▶ [Set exercise]
Retype the material in full, keeping every word the same.

- - -

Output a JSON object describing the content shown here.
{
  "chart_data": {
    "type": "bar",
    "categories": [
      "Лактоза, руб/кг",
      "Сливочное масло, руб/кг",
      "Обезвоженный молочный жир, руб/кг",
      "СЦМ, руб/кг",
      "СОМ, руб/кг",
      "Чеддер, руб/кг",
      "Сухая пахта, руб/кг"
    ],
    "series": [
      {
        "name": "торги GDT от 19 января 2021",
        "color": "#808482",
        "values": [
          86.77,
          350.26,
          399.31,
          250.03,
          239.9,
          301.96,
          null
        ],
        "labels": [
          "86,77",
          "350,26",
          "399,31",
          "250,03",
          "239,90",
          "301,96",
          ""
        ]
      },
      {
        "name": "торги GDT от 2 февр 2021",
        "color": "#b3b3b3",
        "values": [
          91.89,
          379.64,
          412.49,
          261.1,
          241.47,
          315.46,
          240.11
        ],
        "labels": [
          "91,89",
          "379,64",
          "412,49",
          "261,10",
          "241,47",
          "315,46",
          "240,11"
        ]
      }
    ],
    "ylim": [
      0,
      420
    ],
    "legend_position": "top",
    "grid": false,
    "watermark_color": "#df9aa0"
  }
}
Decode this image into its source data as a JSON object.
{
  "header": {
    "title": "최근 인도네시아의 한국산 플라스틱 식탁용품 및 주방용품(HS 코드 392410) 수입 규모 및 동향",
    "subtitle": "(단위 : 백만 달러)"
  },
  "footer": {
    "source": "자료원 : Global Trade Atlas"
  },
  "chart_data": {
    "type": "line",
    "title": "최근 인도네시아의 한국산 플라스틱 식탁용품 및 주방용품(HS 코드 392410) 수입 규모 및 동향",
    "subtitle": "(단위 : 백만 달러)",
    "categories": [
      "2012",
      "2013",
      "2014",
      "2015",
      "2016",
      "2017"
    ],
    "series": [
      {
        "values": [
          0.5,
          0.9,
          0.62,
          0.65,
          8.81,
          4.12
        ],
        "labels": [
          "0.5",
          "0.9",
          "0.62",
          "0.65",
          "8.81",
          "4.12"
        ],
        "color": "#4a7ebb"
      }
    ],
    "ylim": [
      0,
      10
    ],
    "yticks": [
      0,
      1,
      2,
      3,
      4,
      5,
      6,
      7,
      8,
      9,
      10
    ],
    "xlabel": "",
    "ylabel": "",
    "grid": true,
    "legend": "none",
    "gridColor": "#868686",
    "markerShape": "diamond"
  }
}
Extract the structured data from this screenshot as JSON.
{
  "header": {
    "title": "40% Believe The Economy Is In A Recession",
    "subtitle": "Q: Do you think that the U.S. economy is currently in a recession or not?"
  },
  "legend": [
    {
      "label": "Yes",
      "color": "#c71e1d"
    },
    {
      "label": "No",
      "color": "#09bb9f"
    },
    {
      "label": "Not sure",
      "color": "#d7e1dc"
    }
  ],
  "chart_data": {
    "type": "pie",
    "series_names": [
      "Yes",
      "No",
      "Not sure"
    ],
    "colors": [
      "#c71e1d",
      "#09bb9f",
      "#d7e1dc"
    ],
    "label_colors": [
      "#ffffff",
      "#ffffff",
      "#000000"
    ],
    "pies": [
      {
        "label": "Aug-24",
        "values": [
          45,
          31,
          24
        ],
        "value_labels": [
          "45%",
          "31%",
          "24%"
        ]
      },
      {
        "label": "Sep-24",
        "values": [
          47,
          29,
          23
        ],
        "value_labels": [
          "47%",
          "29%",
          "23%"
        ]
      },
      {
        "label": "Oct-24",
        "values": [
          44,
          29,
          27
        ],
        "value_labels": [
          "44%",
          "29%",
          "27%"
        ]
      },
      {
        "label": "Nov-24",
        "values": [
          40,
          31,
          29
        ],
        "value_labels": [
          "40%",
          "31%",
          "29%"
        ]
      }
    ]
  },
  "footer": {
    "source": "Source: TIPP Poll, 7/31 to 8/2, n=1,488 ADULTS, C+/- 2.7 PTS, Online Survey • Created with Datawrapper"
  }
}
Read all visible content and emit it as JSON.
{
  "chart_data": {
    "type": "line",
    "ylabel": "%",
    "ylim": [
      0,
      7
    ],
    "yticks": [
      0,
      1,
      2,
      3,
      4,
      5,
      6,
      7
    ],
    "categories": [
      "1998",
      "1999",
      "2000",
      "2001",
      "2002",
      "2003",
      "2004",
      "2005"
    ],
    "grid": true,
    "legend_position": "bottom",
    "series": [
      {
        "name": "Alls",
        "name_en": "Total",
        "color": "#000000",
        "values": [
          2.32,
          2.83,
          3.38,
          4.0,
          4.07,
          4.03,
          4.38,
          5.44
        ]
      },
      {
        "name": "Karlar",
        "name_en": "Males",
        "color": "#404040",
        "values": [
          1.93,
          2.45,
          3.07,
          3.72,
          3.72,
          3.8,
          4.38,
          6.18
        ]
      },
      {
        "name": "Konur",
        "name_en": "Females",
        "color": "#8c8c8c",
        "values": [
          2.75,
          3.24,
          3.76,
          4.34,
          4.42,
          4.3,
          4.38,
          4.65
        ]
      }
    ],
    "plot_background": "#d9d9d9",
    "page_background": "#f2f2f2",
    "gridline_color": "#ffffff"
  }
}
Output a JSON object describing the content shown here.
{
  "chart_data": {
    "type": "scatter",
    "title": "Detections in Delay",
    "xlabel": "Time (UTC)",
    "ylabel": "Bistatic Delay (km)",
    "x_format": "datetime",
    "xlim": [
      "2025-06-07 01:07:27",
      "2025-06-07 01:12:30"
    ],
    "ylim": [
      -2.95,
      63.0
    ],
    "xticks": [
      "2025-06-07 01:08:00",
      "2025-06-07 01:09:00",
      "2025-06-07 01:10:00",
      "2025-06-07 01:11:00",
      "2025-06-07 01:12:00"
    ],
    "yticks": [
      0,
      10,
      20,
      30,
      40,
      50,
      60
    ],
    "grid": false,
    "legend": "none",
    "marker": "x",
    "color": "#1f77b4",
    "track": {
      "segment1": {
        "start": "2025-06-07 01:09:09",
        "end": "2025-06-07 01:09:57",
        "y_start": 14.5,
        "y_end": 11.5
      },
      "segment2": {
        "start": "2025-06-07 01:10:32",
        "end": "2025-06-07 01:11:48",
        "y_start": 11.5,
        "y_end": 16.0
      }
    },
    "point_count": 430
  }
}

- - -

▶ [Completed exercise]
Output a JSON object describing the content shown here.
{
  "chart_data": {
    "type": "bar",
    "categories": [
      "Лактоза, руб/кг",
      "Сливочное масло, руб/кг",
      "Обезвоженный молочный жир, руб/кг",
      "СЦМ, руб/кг",
      "СОМ, руб/кг",
      "Чеддер, руб/кг",
      "Сухая пахта, руб/кг"
    ],
    "series": [
      {
        "name": "торги GDT от 19 января 2021",
        "color": "#808482",
        "values": [
          86.77,
          350.26,
          399.31,
          250.03,
          239.9,
          301.96,
          null
        ],
        "labels": [
          "86,77",
          "350,26",
          "399,31",
          "250,03",
          "239,90",
          "301,96",
          ""
        ]
      },
      {
        "name": "торги GDT от 2 февр 2021",
        "color": "#b3b3b3",
        "values": [
          91.89,
          379.64,
          412.49,
          261.1,
          241.47,
          315.46,
          240.11
        ],
        "labels": [
          "91,89",
          "379,64",
          "412,49",
          "261,10",
          "241,47",
          "315,46",
          "240,11"
        ]
      }
    ],
    "ylim": [
      0,
      420
    ],
    "legend_position": "top",
    "grid": false,
    "watermark_color": "#df9aa0"
  }
}
Decode this image into its source data as a JSON object.
{
  "header": {
    "title": "최근 인도네시아의 한국산 플라스틱 식탁용품 및 주방용품(HS 코드 392410) 수입 규모 및 동향",
    "subtitle": "(단위 : 백만 달러)"
  },
  "footer": {
    "source": "자료원 : Global Trade Atlas"
  },
  "chart_data": {
    "type": "line",
    "title": "최근 인도네시아의 한국산 플라스틱 식탁용품 및 주방용품(HS 코드 392410) 수입 규모 및 동향",
    "subtitle": "(단위 : 백만 달러)",
    "categories": [
      "2012",
      "2013",
      "2014",
      "2015",
      "2016",
      "2017"
    ],
    "series": [
      {
        "values": [
          0.5,
          0.9,
          0.62,
          0.65,
          8.81,
          4.12
        ],
        "labels": [
          "0.5",
          "0.9",
          "0.62",
          "0.65",
          "8.81",
          "4.12"
        ],
        "color": "#4a7ebb"
      }
    ],
    "ylim": [
      0,
      10
    ],
    "yticks": [
      0,
      1,
      2,
      3,
      4,
      5,
      6,
      7,
      8,
      9,
      10
    ],
    "xlabel": "",
    "ylabel": "",
    "grid": true,
    "legend": "none",
    "gridColor": "#868686",
    "markerShape": "diamond"
  }
}
Extract the structured data from this screenshot as JSON.
{
  "header": {
    "title": "40% Believe The Economy Is In A Recession",
    "subtitle": "Q: Do you think that the U.S. economy is currently in a recession or not?"
  },
  "legend": [
    {
      "label": "Yes",
      "color": "#c71e1d"
    },
    {
      "label": "No",
      "color": "#09bb9f"
    },
    {
      "label": "Not sure",
      "color": "#d7e1dc"
    }
  ],
  "chart_data": {
    "type": "pie",
    "series_names": [
      "Yes",
      "No",
      "Not sure"
    ],
    "colors": [
      "#c71e1d",
      "#09bb9f",
      "#d7e1dc"
    ],
    "label_colors": [
      "#ffffff",
      "#ffffff",
      "#000000"
    ],
    "pies": [
      {
        "label": "Aug-24",
        "values": [
          45,
          31,
          24
        ],
        "value_labels": [
          "45%",
          "31%",
          "24%"
        ]
      },
      {
        "label": "Sep-24",
        "values": [
          47,
          29,
          23
        ],
        "value_labels": [
          "47%",
          "29%",
          "23%"
        ]
      },
      {
        "label": "Oct-24",
        "values": [
          44,
          29,
          27
        ],
        "value_labels": [
          "44%",
          "29%",
          "27%"
        ]
      },
      {
        "label": "Nov-24",
        "values": [
          40,
          31,
          29
        ],
        "value_labels": [
          "40%",
          "31%",
          "29%"
        ]
      }
    ]
  },
  "footer": {
    "source": "Source: TIPP Poll, 7/31 to 8/2, n=1,488 ADULTS, C+/- 2.7 PTS, Online Survey • Created with Datawrapper"
  }
}
Read all visible content and emit it as JSON.
{
  "chart_data": {
    "type": "line",
    "ylabel": "%",
    "ylim": [
      0,
      7
    ],
    "yticks": [
      0,
      1,
      2,
      3,
      4,
      5,
      6,
      7
    ],
    "categories": [
      "1998",
      "1999",
      "2000",
      "2001",
      "2002",
      "2003",
      "2004",
      "2005"
    ],
    "grid": true,
    "legend_position": "bottom",
    "series": [
      {
        "name": "Alls",
        "name_en": "Total",
        "color": "#000000",
        "values": [
          2.32,
          2.83,
          3.38,
          4.0,
          4.07,
          4.03,
          4.38,
          5.44
        ]
      },
      {
        "name": "Karlar",
        "name_en": "Males",
        "color": "#404040",
        "values": [
          1.93,
          2.45,
          3.07,
          3.72,
          3.72,
          3.8,
          4.38,
          6.18
        ]
      },
      {
        "name": "Konur",
        "name_en": "Females",
        "color": "#8c8c8c",
        "values": [
          2.75,
          3.24,
          3.76,
          4.34,
          4.42,
          4.3,
          4.38,
          4.65
        ]
      }
    ],
    "plot_background": "#d9d9d9",
    "page_background": "#f2f2f2",
    "gridline_color": "#ffffff"
  }
}
Output a JSON object describing the content shown here.
{
  "chart_data": {
    "type": "scatter",
    "title": "Detections in Delay",
    "xlabel": "Time (UTC)",
    "ylabel": "Bistatic Delay (km)",
    "x_format": "datetime",
    "xlim": [
      "2025-06-07 01:07:27",
      "2025-06-07 01:12:30"
    ],
    "ylim": [
      -2.95,
      63.0
    ],
    "xticks": [
      "2025-06-07 01:08:00",
      "2025-06-07 01:09:00",
      "2025-06-07 01:10:00",
      "2025-06-07 01:11:00",
      "2025-06-07 01:12:00"
    ],
    "yticks": [
      0,
      10,
      20,
      30,
      40,
      50,
      60
    ],
    "grid": false,
    "legend": "none",
    "marker": "x",
    "color": "#1f77b4",
    "track": {
      "segment1": {
        "start": "2025-06-07 01:09:09",
        "end": "2025-06-07 01:09:57",
        "y_start": 14.5,
        "y_end": 11.5
      },
      "segment2": {
        "start": "2025-06-07 01:10:32",
        "end": "2025-06-07 01:11:48",
        "y_start": 11.5,
        "y_end": 16.0
      }
    },
    "point_count": 430
  }
}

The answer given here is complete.